# WORK TO COMPLETE:
Copy every line in the records below that contains the word "List".
-- start --
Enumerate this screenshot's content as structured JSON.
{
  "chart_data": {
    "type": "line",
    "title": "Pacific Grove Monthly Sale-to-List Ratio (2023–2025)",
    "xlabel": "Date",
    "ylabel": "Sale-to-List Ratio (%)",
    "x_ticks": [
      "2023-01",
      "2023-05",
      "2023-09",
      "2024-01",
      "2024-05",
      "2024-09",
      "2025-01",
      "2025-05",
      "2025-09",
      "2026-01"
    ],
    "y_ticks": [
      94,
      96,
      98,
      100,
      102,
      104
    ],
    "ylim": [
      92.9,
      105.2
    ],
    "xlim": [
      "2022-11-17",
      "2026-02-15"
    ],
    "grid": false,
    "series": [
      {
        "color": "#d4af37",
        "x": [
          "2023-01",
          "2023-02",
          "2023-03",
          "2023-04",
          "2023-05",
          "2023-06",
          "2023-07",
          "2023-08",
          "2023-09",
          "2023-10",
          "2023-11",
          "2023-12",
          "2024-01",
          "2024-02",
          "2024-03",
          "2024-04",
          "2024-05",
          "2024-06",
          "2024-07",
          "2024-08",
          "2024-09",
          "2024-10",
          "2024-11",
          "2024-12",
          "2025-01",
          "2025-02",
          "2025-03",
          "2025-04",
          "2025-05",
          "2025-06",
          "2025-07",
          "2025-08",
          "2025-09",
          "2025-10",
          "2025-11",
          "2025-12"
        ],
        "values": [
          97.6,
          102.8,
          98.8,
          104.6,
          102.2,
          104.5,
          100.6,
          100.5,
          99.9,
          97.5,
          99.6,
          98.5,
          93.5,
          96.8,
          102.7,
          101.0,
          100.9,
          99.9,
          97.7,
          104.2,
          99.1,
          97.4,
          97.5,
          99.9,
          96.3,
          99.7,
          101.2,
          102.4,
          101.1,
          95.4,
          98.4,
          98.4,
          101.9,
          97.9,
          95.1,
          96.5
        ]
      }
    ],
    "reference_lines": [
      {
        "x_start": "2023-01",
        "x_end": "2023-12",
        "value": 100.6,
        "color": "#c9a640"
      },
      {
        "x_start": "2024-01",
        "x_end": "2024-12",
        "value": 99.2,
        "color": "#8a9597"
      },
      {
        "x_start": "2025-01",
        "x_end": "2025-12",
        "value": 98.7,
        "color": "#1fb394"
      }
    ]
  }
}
-- end --
# FULL ANSWER:
    "title": "Pacific Grove Monthly Sale-to-List Ratio (2023–2025)",
    "ylabel": "Sale-to-List Ratio (%)",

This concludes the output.